#### What needs to be done
Which lines in the records below contain the word "wird"? Copy each of them.

::::

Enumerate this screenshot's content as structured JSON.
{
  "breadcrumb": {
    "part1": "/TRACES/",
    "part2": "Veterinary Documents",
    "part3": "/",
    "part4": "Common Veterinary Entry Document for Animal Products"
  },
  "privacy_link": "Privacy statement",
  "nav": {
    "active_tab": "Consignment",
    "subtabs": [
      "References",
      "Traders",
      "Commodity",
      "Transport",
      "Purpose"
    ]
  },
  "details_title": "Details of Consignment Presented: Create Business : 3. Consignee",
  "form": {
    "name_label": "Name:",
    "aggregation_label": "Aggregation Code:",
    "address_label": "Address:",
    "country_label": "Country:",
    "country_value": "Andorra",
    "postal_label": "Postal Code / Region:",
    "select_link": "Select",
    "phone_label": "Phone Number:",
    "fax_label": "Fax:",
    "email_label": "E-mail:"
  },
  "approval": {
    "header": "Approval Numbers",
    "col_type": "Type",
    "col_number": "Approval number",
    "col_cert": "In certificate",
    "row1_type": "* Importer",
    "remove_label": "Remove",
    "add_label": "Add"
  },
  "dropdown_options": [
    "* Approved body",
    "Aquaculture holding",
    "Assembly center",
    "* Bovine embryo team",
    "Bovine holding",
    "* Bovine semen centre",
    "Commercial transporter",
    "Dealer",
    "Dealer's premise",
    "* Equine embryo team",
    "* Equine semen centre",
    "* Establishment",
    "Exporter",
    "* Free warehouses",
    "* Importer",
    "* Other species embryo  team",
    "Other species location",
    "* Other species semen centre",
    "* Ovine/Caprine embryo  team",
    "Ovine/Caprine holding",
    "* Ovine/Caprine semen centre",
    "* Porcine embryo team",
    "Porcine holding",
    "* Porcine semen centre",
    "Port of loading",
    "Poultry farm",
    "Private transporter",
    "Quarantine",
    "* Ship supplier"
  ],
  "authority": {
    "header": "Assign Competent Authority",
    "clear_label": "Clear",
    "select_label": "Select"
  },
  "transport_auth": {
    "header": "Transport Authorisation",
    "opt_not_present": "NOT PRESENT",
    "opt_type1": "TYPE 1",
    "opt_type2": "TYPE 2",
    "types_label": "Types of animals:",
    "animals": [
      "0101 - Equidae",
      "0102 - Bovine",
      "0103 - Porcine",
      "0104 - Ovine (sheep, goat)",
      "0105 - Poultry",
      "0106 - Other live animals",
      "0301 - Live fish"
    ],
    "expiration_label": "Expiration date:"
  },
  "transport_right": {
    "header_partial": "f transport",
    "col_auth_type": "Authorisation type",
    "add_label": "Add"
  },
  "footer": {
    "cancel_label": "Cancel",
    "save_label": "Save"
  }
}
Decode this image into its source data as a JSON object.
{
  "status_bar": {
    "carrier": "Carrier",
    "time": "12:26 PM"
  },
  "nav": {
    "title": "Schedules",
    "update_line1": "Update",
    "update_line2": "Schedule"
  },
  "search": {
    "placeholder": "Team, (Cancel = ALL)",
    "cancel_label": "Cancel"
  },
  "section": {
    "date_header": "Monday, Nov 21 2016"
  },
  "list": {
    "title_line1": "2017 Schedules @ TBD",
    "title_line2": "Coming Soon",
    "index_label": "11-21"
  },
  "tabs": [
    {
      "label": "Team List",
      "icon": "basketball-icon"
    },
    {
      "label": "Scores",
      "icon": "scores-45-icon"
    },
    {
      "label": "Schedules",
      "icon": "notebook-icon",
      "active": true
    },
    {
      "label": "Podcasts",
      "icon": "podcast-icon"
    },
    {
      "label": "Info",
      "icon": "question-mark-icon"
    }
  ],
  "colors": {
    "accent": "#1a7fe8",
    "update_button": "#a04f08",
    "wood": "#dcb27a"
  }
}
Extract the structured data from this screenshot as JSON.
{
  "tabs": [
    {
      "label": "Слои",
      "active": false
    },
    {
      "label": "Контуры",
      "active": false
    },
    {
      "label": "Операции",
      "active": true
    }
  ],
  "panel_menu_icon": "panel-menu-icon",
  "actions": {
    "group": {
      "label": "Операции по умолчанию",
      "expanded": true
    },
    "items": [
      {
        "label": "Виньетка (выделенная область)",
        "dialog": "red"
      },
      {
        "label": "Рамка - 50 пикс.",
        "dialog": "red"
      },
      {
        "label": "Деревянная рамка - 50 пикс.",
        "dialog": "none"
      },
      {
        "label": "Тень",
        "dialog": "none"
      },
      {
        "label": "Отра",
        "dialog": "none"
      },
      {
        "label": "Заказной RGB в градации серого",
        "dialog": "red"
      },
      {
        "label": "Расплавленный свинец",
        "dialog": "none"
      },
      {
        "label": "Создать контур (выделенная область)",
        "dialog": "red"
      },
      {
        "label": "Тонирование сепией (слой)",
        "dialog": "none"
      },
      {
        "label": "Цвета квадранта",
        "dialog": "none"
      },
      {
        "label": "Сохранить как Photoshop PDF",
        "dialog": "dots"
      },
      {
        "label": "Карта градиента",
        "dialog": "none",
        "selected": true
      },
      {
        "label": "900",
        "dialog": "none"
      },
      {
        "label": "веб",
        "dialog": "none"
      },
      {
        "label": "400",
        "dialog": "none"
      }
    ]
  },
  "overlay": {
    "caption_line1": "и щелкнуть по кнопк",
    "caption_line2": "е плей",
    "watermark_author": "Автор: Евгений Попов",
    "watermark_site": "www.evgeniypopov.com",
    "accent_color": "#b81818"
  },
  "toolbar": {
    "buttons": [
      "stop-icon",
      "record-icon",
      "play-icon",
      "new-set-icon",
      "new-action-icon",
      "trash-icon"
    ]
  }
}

::::

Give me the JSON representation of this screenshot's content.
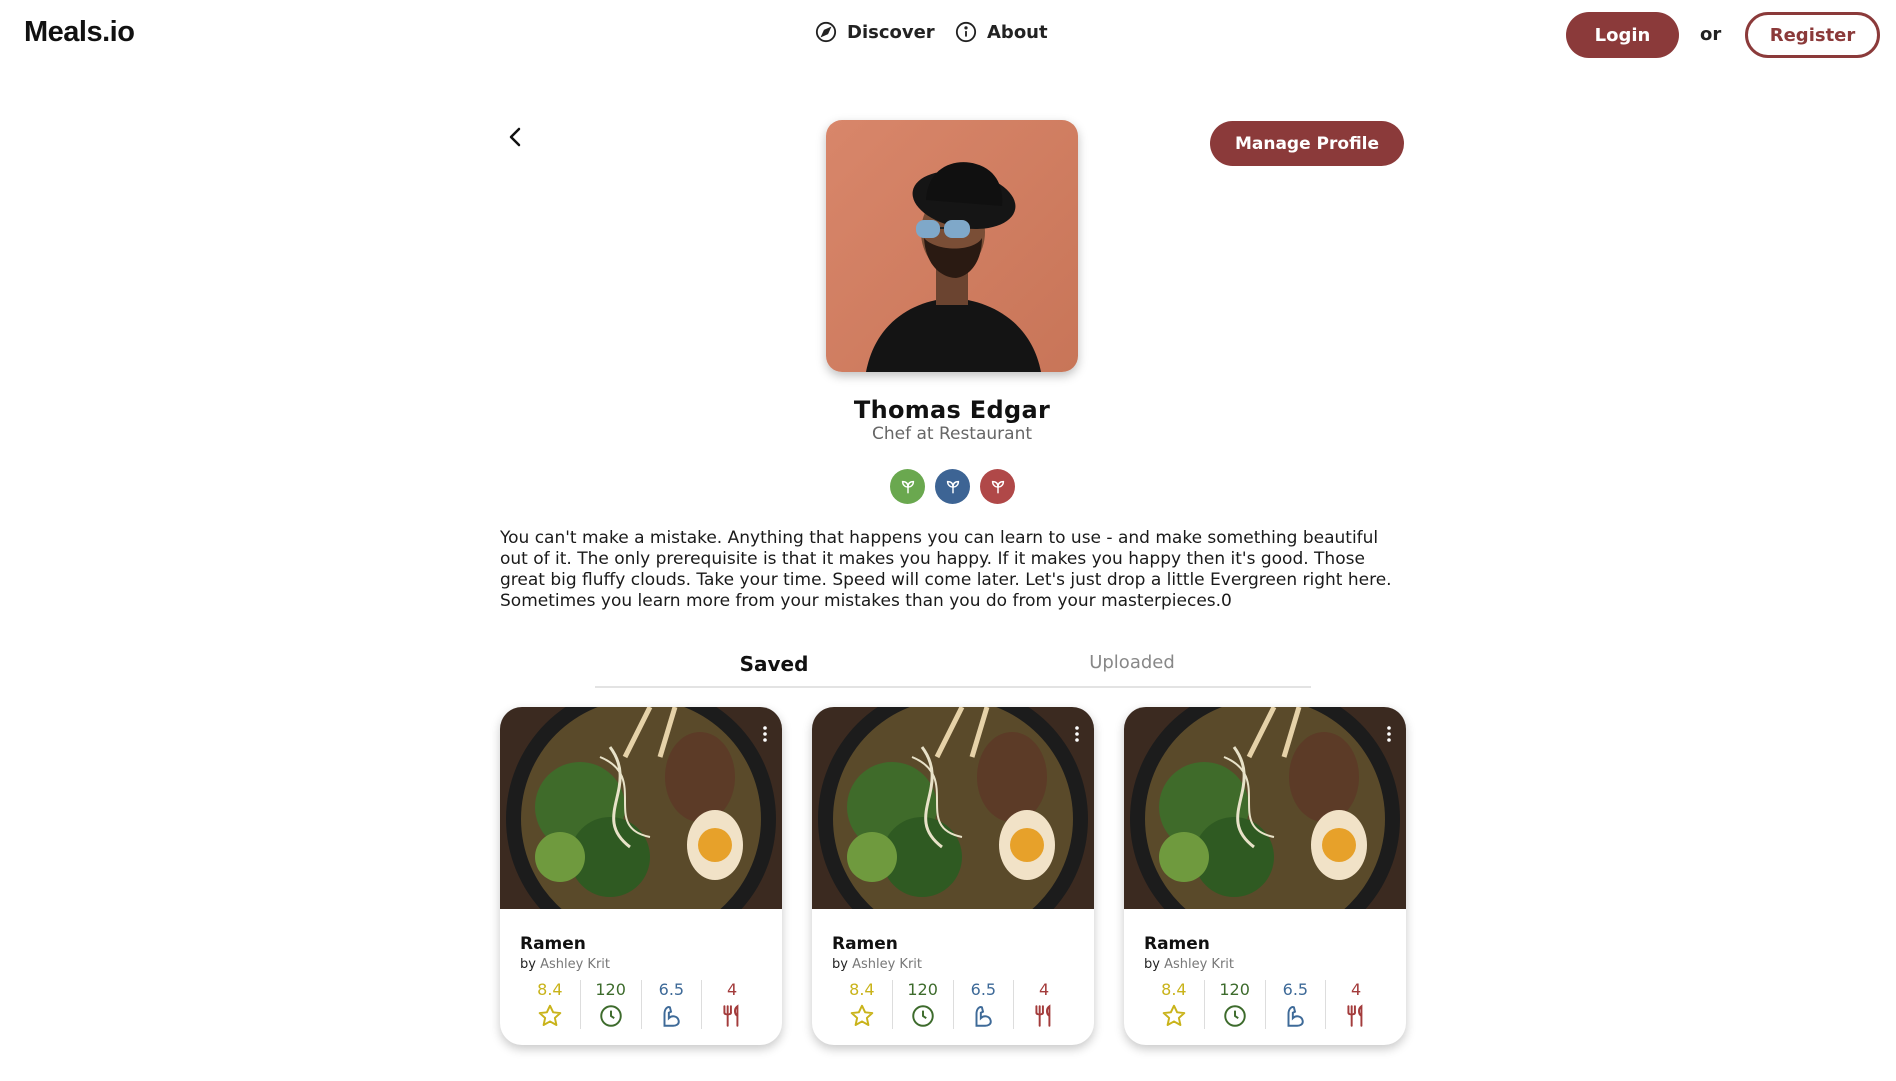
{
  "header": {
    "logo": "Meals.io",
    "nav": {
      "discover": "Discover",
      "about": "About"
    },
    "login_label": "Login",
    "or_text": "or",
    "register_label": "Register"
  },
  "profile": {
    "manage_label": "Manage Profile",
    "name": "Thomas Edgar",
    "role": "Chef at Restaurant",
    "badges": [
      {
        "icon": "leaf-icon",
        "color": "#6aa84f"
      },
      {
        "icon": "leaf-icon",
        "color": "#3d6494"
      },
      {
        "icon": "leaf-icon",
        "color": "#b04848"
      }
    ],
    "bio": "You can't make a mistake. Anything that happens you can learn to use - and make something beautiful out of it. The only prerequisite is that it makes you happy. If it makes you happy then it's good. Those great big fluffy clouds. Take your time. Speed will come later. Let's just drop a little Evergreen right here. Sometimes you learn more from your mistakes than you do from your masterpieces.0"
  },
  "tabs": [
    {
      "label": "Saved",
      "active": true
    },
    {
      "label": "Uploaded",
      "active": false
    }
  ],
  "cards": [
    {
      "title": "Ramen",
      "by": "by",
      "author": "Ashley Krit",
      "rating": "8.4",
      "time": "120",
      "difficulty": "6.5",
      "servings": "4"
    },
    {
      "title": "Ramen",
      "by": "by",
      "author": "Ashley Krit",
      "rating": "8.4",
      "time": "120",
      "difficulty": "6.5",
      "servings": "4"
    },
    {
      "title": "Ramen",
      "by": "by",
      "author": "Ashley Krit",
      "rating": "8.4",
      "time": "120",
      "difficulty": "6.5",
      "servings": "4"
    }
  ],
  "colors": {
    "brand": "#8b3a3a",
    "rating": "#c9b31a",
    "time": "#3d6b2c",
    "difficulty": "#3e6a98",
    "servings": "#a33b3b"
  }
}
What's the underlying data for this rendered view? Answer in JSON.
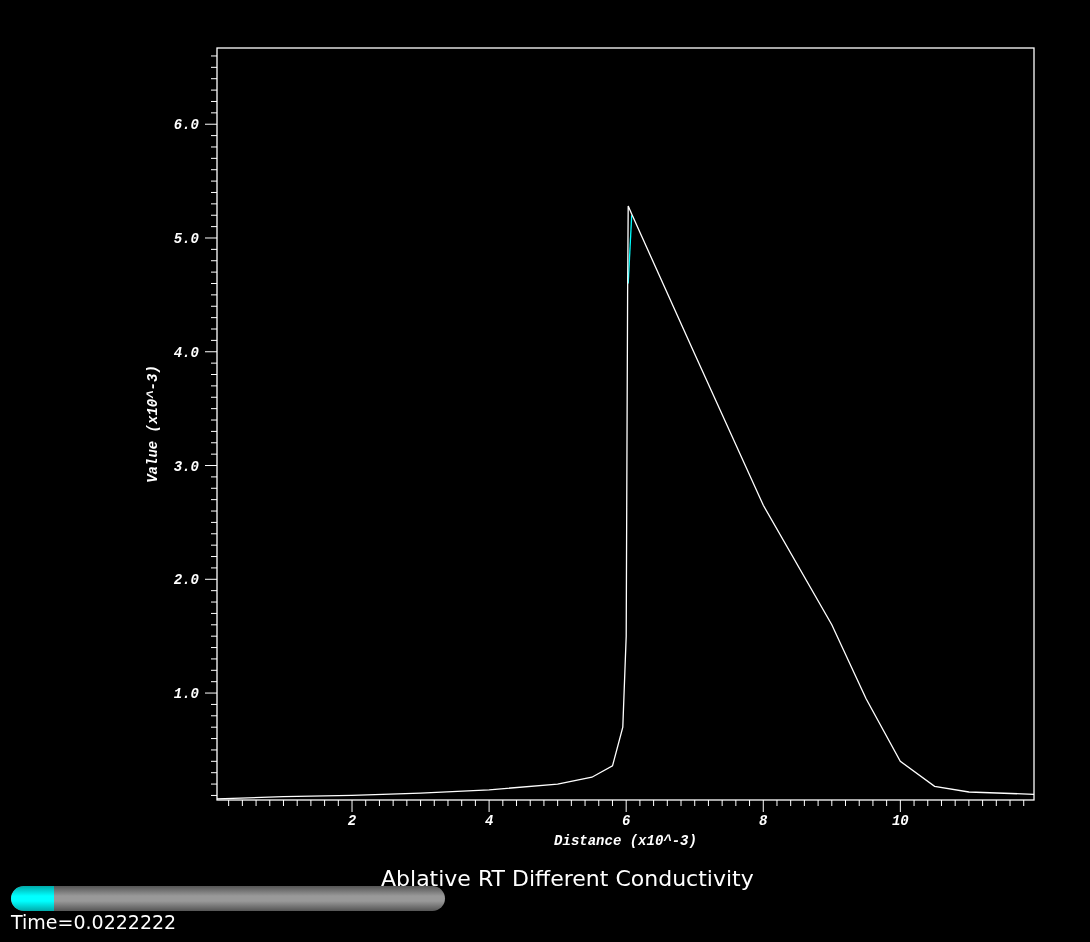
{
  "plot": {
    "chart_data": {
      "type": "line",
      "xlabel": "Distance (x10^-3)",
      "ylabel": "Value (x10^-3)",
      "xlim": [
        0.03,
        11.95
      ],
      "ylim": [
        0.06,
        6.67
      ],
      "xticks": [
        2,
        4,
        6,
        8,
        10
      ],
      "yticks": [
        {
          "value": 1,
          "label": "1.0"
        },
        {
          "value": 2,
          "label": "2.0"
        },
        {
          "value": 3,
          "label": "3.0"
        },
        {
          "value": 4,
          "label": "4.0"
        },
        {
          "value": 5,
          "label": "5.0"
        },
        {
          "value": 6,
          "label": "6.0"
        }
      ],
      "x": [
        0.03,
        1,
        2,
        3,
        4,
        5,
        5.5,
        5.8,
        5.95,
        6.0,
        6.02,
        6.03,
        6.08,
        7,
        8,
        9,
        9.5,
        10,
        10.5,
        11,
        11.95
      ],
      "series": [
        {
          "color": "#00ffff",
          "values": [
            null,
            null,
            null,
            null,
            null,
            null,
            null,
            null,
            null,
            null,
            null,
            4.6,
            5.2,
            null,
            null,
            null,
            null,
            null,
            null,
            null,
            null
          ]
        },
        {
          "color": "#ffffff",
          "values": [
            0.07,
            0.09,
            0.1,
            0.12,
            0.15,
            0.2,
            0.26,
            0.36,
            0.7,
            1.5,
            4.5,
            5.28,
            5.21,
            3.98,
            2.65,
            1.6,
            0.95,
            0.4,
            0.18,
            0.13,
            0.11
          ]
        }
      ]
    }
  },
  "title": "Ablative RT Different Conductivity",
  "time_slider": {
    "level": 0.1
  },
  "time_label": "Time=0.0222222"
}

::::

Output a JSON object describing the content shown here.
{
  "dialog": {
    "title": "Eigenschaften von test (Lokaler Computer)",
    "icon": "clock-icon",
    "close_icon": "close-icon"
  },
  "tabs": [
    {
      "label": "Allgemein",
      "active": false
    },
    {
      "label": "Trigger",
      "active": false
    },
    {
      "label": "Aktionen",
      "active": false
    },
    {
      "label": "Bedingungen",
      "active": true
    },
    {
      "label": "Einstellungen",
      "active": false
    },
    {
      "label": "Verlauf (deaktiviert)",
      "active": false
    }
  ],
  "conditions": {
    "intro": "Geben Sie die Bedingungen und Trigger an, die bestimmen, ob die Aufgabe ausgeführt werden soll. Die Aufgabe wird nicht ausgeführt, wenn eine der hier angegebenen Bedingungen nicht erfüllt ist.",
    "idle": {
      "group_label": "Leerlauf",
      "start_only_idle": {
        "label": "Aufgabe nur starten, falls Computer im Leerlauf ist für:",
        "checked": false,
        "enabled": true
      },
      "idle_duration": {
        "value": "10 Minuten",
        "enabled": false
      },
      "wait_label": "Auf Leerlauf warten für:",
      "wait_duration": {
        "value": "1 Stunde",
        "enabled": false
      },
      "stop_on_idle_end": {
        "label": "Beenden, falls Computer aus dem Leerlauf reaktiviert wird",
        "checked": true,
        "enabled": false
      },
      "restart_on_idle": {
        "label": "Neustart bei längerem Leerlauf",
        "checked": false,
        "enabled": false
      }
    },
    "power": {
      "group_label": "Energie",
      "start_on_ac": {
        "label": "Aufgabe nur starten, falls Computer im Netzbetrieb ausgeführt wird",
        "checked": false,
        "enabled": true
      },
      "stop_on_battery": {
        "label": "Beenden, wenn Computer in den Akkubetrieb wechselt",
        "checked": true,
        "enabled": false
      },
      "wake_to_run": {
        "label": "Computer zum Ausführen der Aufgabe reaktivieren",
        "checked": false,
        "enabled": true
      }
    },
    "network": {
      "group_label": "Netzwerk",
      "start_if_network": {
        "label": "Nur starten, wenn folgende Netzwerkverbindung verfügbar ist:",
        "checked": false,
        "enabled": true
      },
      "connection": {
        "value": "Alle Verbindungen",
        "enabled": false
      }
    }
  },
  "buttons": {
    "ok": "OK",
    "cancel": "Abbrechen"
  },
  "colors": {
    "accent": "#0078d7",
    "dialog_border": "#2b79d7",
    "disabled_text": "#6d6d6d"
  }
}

::::

#### Answer to the task
    "intro": "Geben Sie die Bedingungen und Trigger an, die bestimmen, ob die Aufgabe ausgeführt werden soll. Die Aufgabe wird nicht ausgeführt, wenn eine der hier angegebenen Bedingungen nicht erfüllt ist.",
        "label": "Beenden, falls Computer aus dem Leerlauf reaktiviert wird",
        "label": "Aufgabe nur starten, falls Computer im Netzbetrieb ausgeführt wird",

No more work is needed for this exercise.